== Records supplied ==

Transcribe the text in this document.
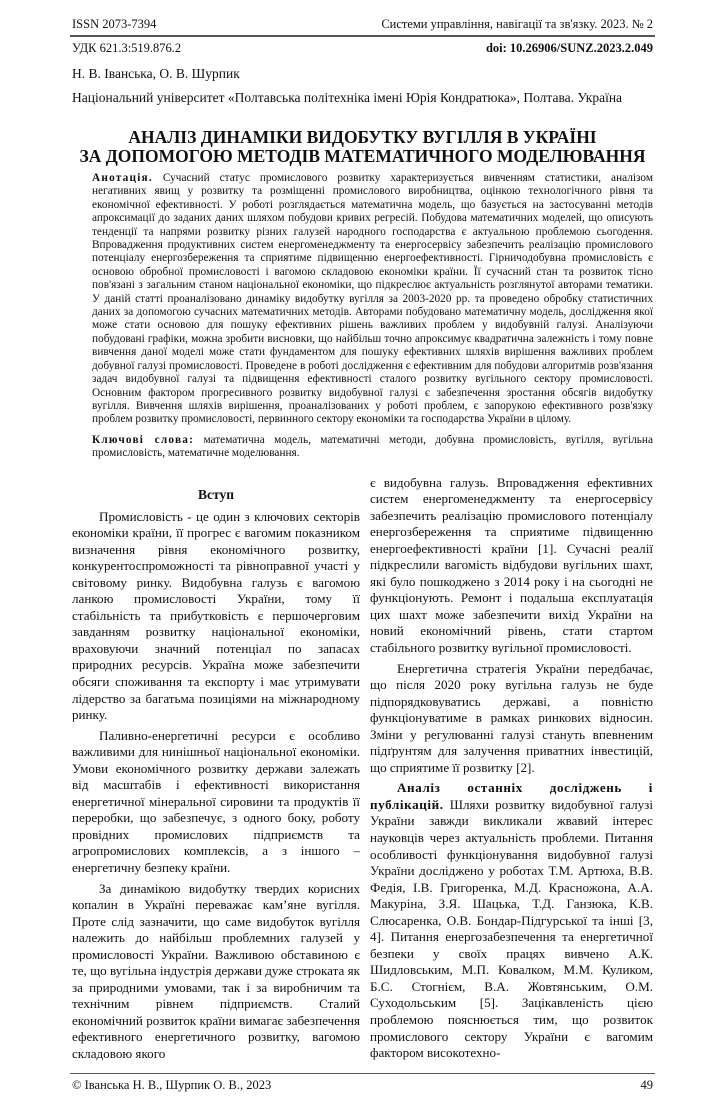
ISSN 2073-7394	Системи управління, навігації та зв'язку. 2023. № 2
УДК 621.3:519.876.2	doi: 10.26906/SUNZ.2023.2.049
Н. В. Іванська, О. В. Шурпик
Національний університет «Полтавська політехніка імені Юрія Кондратюка», Полтава. Україна
АНАЛІЗ ДИНАМІКИ ВИДОБУТКУ ВУГІЛЛЯ В УКРАЇНІ
ЗА ДОПОМОГОЮ МЕТОДІВ МАТЕМАТИЧНОГО МОДЕЛЮВАННЯ
Анотація. Сучасний статус промислового розвитку характеризується вивченням статистики, аналізом негативних явищ у розвитку та розміщенні промислового виробництва, оцінкою технологічного рівня та економічної ефективності. У роботі розглядається математична модель, що базується на застосуванні методів апроксимації до заданих даних шляхом побудови кривих регресій. Побудова математичних моделей, що описують тенденції та напрями розвитку різних галузей народного господарства є актуальною проблемою сьогодення. Впровадження продуктивних систем енергоменеджменту та енергосервісу забезпечить реалізацію промислового потенціалу енергозбереження та сприятиме підвищенню енергоефективності. Гірничодобувна промисловість є основою обробної промисловості і вагомою складовою економіки країни. Її сучасний стан та розвиток тісно пов'язані з загальним станом національної економіки, що підкреслює актуальність розглянутої авторами тематики. У даній статті проаналізовано динаміку видобутку вугілля за 2003-2020 рр. та проведено обробку статистичних даних за допомогою сучасних математичних методів. Авторами побудовано математичну модель, дослідження якої може стати основою для пошуку ефективних рішень важливих проблем у видобувній галузі. Аналізуючи побудовані графіки, можна зробити висновки, що найбільш точно апроксимує квадратична залежність і тому повне вивчення даної моделі може стати фундаментом для пошуку ефективних шляхів вирішення важливих проблем добувної галузі промисловості. Проведене в роботі дослідження є ефективним для побудови алгоритмів розв'язання задач видобувної галузі та підвищення ефективності сталого розвитку вугільного сектору промисловості. Основним фактором прогресивного розвитку видобувної галузі є забезпечення зростання обсягів видобутку вугілля. Вивчення шляхів вирішення, проаналізованих у роботі проблем, є запорукою ефективного розв'язку проблем розвитку промисловості, первинного сектору економіки та господарства України в цілому.
Ключові слова: математична модель, математичні методи, добувна промисловість, вугілля, вугільна промисловість, математичне моделювання.
Вступ

Промисловість - це один з ключових секторів економіки країни, її прогрес є вагомим показником визначення рівня економічного розвитку, конкурентоспроможності та рівноправної участі у світовому ринку. Видобувна галузь є вагомою ланкою промисловості України, тому її стабільність та прибутковість є першочерговим завданням розвитку національної економіки, враховуючи значний потенціал по запасах природних ресурсів. Україна може забезпечити обсяги споживання та експорту і має утримувати лідерство за багатьма позиціями на міжнародному ринку.

Паливно-енергетичні ресурси є особливо важливими для нинішньої національної економіки. Умови економічного розвитку держави залежать від масштабів і ефективності використання енергетичної мінеральної сировини та продуктів її переробки, що забезпечує, з одного боку, роботу провідних промислових підприємств та агропромислових комплексів, а з іншого – енергетичну безпеку країни.

За динамікою видобутку твердих корисних копалин в Україні переважає кам’яне вугілля. Проте слід зазначити, що саме видобуток вугілля належить до найбільш проблемних галузей у промисловості України. Важливою обставиною є те, що вугільна індустрія держави дуже строката як за природними умовами, так і за виробничим та технічним рівнем підприємств. Сталий економічний розвиток країни вимагає забезпечення ефективного енергетичного розвитку, вагомою складовою якого

є видобувна галузь. Впровадження ефективних систем енергоменеджменту та енергосервісу забезпечить реалізацію промислового потенціалу енергозбереження та сприятиме підвищенню енергоефективності країни [1]. Сучасні реалії підкреслили вагомість відбудови вугільних шахт, які було пошкоджено з 2014 року і на сьогодні не функціонують. Ремонт і подальша експлуатація цих шахт може забезпечити вихід України на новий економічний рівень, стати стартом стабільного розвитку вугільної промисловості.

Енергетична стратегія України передбачає, що після 2020 року вугільна галузь не буде підпорядковуватись державі, а повністю функціонуватиме в рамках ринкових відносин. Зміни у регулюванні галузі стануть впевненим підґрунтям для залучення приватних інвестицій, що сприятиме її розвитку [2].

Аналіз останніх досліджень і публікацій. Шляхи розвитку видобувної галузі України завжди викликали жвавий інтерес науковців через актуальність проблеми. Питання особливості функціонування видобувної галузі України досліджено у роботах Т.М. Артюха, В.В. Федія, І.В. Григоренка, М.Д. Красножона, А.А. Макуріна, З.Я. Шацька, Т.Д. Ганзюка, К.В. Слюсаренка, О.В. Бондар-Підгурської та інші [3, 4]. Питання енергозабезпечення та енергетичної безпеки у своїх працях вивчено А.К. Шидловським, М.П. Ковалком, М.М. Куликом, Б.С. Стогнієм, В.А. Жовтянським, О.М. Суходольським [5]. Зацікавленість цією проблемою пояснюється тим, що розвиток промислового сектору України є вагомим фактором високотехно-

© Іванська Н. В., Шурпик О. В., 2023	49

===

**Exercise requirements:**
Repeat the material above word for word, please, apart from its images.

**Answer to this task:**
Transcribe the text in this document.
ISSN 2073-7394	Системи управління, навігації та зв'язку. 2023. № 2
УДК 621.3:519.876.2	doi: 10.26906/SUNZ.2023.2.049
Н. В. Іванська, О. В. Шурпик
Національний університет «Полтавська політехніка імені Юрія Кондратюка», Полтава. Україна
АНАЛІЗ ДИНАМІКИ ВИДОБУТКУ ВУГІЛЛЯ В УКРАЇНІ
ЗА ДОПОМОГОЮ МЕТОДІВ МАТЕМАТИЧНОГО МОДЕЛЮВАННЯ
Анотація. Сучасний статус промислового розвитку характеризується вивченням статистики, аналізом негативних явищ у розвитку та розміщенні промислового виробництва, оцінкою технологічного рівня та економічної ефективності. У роботі розглядається математична модель, що базується на застосуванні методів апроксимації до заданих даних шляхом побудови кривих регресій. Побудова математичних моделей, що описують тенденції та напрями розвитку різних галузей народного господарства є актуальною проблемою сьогодення. Впровадження продуктивних систем енергоменеджменту та енергосервісу забезпечить реалізацію промислового потенціалу енергозбереження та сприятиме підвищенню енергоефективності. Гірничодобувна промисловість є основою обробної промисловості і вагомою складовою економіки країни. Її сучасний стан та розвиток тісно пов'язані з загальним станом національної економіки, що підкреслює актуальність розглянутої авторами тематики. У даній статті проаналізовано динаміку видобутку вугілля за 2003-2020 рр. та проведено обробку статистичних даних за допомогою сучасних математичних методів. Авторами побудовано математичну модель, дослідження якої може стати основою для пошуку ефективних рішень важливих проблем у видобувній галузі. Аналізуючи побудовані графіки, можна зробити висновки, що найбільш точно апроксимує квадратична залежність і тому повне вивчення даної моделі може стати фундаментом для пошуку ефективних шляхів вирішення важливих проблем добувної галузі промисловості. Проведене в роботі дослідження є ефективним для побудови алгоритмів розв'язання задач видобувної галузі та підвищення ефективності сталого розвитку вугільного сектору промисловості. Основним фактором прогресивного розвитку видобувної галузі є забезпечення зростання обсягів видобутку вугілля. Вивчення шляхів вирішення, проаналізованих у роботі проблем, є запорукою ефективного розв'язку проблем розвитку промисловості, первинного сектору економіки та господарства України в цілому.
Ключові слова: математична модель, математичні методи, добувна промисловість, вугілля, вугільна промисловість, математичне моделювання.
Вступ

Промисловість - це один з ключових секторів економіки країни, її прогрес є вагомим показником визначення рівня економічного розвитку, конкурентоспроможності та рівноправної участі у світовому ринку. Видобувна галузь є вагомою ланкою промисловості України, тому її стабільність та прибутковість є першочерговим завданням розвитку національної економіки, враховуючи значний потенціал по запасах природних ресурсів. Україна може забезпечити обсяги споживання та експорту і має утримувати лідерство за багатьма позиціями на міжнародному ринку.

Паливно-енергетичні ресурси є особливо важливими для нинішньої національної економіки. Умови економічного розвитку держави залежать від масштабів і ефективності використання енергетичної мінеральної сировини та продуктів її переробки, що забезпечує, з одного боку, роботу провідних промислових підприємств та агропромислових комплексів, а з іншого – енергетичну безпеку країни.

За динамікою видобутку твердих корисних копалин в Україні переважає кам’яне вугілля. Проте слід зазначити, що саме видобуток вугілля належить до найбільш проблемних галузей у промисловості України. Важливою обставиною є те, що вугільна індустрія держави дуже строката як за природними умовами, так і за виробничим та технічним рівнем підприємств. Сталий економічний розвиток країни вимагає забезпечення ефективного енергетичного розвитку, вагомою складовою якого

є видобувна галузь. Впровадження ефективних систем енергоменеджменту та енергосервісу забезпечить реалізацію промислового потенціалу енергозбереження та сприятиме підвищенню енергоефективності країни [1]. Сучасні реалії підкреслили вагомість відбудови вугільних шахт, які було пошкоджено з 2014 року і на сьогодні не функціонують. Ремонт і подальша експлуатація цих шахт може забезпечити вихід України на новий економічний рівень, стати стартом стабільного розвитку вугільної промисловості.

Енергетична стратегія України передбачає, що після 2020 року вугільна галузь не буде підпорядковуватись державі, а повністю функціонуватиме в рамках ринкових відносин. Зміни у регулюванні галузі стануть впевненим підґрунтям для залучення приватних інвестицій, що сприятиме її розвитку [2].

Аналіз останніх досліджень і публікацій. Шляхи розвитку видобувної галузі України завжди викликали жвавий інтерес науковців через актуальність проблеми. Питання особливості функціонування видобувної галузі України досліджено у роботах Т.М. Артюха, В.В. Федія, І.В. Григоренка, М.Д. Красножона, А.А. Макуріна, З.Я. Шацька, Т.Д. Ганзюка, К.В. Слюсаренка, О.В. Бондар-Підгурської та інші [3, 4]. Питання енергозабезпечення та енергетичної безпеки у своїх працях вивчено А.К. Шидловським, М.П. Ковалком, М.М. Куликом, Б.С. Стогнієм, В.А. Жовтянським, О.М. Суходольським [5]. Зацікавленість цією проблемою пояснюється тим, що розвиток промислового сектору України є вагомим фактором високотехно-

© Іванська Н. В., Шурпик О. В., 2023	49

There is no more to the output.